[EXERCISE INSTRUCTIONS]
Tally the lines that contain the string "this" and state that total without comment.

· · · · · · ·

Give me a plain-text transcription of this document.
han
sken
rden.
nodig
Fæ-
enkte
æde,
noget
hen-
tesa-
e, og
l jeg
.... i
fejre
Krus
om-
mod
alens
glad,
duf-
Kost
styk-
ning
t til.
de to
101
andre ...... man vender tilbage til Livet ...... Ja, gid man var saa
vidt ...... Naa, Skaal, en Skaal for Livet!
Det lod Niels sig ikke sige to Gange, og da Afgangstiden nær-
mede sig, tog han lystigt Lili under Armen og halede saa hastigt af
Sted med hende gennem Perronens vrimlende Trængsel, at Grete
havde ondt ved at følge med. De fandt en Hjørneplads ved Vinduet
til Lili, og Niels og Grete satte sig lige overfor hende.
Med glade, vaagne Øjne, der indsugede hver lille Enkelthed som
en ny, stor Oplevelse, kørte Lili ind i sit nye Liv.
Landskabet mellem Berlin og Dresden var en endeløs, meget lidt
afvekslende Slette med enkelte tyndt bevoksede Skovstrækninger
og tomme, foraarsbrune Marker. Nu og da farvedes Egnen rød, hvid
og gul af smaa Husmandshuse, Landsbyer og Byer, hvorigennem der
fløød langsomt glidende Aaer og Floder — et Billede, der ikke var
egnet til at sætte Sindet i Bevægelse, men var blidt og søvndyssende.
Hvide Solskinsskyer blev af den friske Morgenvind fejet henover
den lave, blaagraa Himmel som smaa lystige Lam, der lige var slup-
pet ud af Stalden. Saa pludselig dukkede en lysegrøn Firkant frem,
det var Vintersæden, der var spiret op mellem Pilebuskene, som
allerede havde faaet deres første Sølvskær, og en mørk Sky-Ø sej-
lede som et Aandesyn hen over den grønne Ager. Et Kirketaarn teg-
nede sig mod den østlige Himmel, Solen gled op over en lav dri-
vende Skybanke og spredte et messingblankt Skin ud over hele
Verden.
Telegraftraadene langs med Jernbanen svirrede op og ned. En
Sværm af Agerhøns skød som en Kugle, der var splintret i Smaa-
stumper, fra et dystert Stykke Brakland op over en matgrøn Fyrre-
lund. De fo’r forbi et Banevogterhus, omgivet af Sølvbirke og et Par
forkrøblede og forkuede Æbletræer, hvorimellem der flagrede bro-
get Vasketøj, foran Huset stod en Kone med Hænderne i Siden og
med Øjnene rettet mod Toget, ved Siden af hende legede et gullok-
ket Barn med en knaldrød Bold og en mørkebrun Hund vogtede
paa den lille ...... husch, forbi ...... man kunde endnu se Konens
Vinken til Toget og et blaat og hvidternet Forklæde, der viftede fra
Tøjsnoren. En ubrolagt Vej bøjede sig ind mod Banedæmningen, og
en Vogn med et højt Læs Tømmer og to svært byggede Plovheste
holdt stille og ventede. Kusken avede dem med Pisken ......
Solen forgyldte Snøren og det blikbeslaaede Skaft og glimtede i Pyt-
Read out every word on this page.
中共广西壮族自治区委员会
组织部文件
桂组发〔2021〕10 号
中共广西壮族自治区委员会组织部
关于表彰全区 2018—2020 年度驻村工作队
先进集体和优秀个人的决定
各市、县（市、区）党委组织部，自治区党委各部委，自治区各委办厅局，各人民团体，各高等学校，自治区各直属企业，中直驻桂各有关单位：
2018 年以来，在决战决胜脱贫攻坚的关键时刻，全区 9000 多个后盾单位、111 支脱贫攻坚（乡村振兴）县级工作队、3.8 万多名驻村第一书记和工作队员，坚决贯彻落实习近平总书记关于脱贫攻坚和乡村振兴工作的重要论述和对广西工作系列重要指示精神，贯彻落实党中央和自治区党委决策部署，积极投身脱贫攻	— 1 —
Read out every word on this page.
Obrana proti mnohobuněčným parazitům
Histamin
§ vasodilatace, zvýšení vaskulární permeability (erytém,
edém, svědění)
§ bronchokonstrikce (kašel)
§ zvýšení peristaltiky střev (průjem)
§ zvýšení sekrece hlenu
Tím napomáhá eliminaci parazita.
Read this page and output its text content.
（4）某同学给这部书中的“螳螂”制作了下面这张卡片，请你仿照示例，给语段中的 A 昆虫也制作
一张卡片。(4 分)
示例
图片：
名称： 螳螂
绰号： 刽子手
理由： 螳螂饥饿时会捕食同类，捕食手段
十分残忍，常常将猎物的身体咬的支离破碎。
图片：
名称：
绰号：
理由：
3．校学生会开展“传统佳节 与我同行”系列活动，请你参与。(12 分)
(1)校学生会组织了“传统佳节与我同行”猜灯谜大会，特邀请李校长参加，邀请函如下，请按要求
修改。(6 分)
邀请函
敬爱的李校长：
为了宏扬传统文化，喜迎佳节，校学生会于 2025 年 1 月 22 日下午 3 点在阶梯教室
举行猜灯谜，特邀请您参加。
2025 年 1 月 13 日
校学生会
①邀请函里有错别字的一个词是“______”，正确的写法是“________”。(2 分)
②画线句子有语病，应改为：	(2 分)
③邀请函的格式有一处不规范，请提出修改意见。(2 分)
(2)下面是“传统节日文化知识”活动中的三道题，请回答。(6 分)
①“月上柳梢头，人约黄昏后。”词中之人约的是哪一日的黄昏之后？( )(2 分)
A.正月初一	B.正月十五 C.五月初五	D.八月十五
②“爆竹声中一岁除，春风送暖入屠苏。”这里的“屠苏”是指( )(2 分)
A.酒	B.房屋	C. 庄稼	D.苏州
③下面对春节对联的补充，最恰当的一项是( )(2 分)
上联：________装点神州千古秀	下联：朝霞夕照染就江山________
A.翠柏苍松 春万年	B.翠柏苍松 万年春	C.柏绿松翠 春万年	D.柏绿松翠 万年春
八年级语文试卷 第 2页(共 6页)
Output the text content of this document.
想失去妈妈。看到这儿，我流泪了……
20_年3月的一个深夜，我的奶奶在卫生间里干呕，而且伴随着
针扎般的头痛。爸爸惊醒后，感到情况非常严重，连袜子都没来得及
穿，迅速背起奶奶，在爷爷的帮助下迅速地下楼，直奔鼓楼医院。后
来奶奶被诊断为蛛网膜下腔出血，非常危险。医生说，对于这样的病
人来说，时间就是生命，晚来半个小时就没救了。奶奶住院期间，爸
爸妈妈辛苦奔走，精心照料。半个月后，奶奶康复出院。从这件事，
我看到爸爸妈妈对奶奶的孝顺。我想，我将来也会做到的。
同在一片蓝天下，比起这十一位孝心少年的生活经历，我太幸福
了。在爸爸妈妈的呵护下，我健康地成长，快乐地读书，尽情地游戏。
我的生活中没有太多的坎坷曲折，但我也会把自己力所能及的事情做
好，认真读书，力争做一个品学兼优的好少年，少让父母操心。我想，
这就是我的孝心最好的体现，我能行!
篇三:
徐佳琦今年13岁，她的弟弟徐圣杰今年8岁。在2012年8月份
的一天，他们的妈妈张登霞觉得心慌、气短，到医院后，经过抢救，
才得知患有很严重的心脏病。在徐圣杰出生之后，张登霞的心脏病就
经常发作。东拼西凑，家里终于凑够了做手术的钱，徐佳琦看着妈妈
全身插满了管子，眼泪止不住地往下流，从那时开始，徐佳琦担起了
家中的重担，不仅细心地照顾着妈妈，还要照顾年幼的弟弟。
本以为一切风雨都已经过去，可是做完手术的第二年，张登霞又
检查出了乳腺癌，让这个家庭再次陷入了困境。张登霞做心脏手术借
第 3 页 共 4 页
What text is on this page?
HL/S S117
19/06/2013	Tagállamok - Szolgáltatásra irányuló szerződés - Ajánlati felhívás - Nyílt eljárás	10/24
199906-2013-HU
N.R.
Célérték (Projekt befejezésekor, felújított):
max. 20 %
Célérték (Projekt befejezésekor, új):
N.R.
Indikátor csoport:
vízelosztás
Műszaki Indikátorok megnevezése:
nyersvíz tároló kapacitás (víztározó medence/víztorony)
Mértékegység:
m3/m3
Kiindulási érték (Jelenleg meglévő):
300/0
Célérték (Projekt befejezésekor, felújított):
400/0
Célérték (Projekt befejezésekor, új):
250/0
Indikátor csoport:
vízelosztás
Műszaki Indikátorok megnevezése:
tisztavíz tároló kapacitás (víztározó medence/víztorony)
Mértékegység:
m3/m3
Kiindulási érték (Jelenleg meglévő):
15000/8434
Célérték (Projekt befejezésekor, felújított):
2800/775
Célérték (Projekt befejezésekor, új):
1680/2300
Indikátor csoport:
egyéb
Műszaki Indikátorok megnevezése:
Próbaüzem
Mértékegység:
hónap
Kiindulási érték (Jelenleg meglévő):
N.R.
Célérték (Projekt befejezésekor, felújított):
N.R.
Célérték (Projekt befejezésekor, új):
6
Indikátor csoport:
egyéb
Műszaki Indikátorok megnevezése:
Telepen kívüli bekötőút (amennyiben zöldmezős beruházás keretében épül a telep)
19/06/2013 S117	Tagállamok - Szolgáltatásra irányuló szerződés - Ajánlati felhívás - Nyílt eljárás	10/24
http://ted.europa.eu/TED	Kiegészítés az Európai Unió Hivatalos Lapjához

· · · · · · ·

[REPLY]
6